Task instructions
Keep the pictures out of the copy and print all the entries below exactly.

=-=-=

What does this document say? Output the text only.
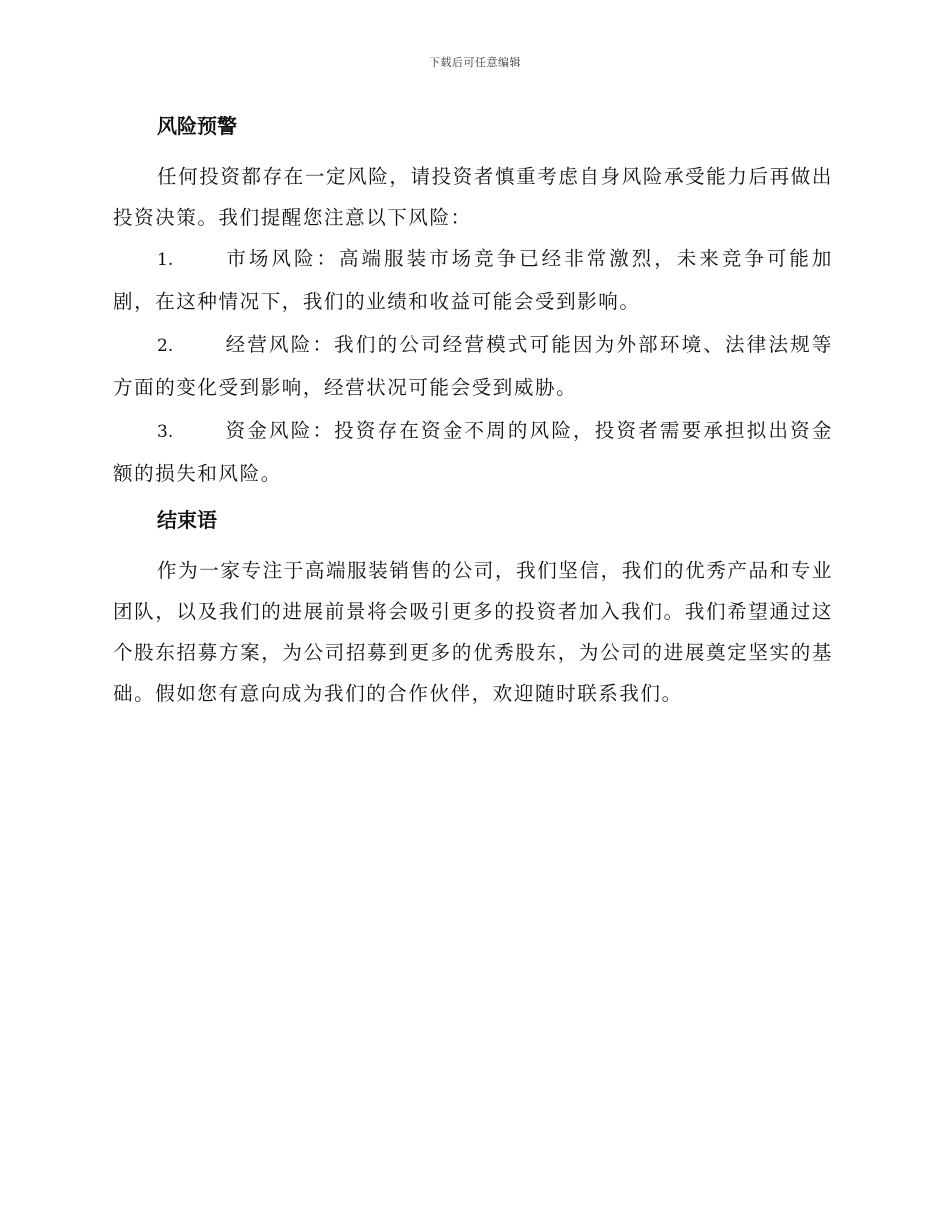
下载后可任意编辑
风险预警

任何投资都存在一定风险，请投资者慎重考虑自身风险承受能力后再做出投资决策。我们提醒您注意以下风险：

1.	市场风险：高端服装市场竞争已经非常激烈，未来竞争可能加剧，在这种情况下，我们的业绩和收益可能会受到影响。

2.	经营风险：我们的公司经营模式可能因为外部环境、法律法规等方面的变化受到影响，经营状况可能会受到威胁。

3.	资金风险：投资存在资金不周的风险，投资者需要承担拟出资金额的损失和风险。

结束语

作为一家专注于高端服装销售的公司，我们坚信，我们的优秀产品和专业团队，以及我们的进展前景将会吸引更多的投资者加入我们。我们希望通过这个股东招募方案，为公司招募到更多的优秀股东，为公司的进展奠定坚实的基础。假如您有意向成为我们的合作伙伴，欢迎随时联系我们。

=-=-=

Task solution
What does this document say? Output the text only.
下载后可任意编辑
风险预警

任何投资都存在一定风险，请投资者慎重考虑自身风险承受能力后再做出投资决策。我们提醒您注意以下风险：

1.	市场风险：高端服装市场竞争已经非常激烈，未来竞争可能加剧，在这种情况下，我们的业绩和收益可能会受到影响。

2.	经营风险：我们的公司经营模式可能因为外部环境、法律法规等方面的变化受到影响，经营状况可能会受到威胁。

3.	资金风险：投资存在资金不周的风险，投资者需要承担拟出资金额的损失和风险。

结束语

作为一家专注于高端服装销售的公司，我们坚信，我们的优秀产品和专业团队，以及我们的进展前景将会吸引更多的投资者加入我们。我们希望通过这个股东招募方案，为公司招募到更多的优秀股东，为公司的进展奠定坚实的基础。假如您有意向成为我们的合作伙伴，欢迎随时联系我们。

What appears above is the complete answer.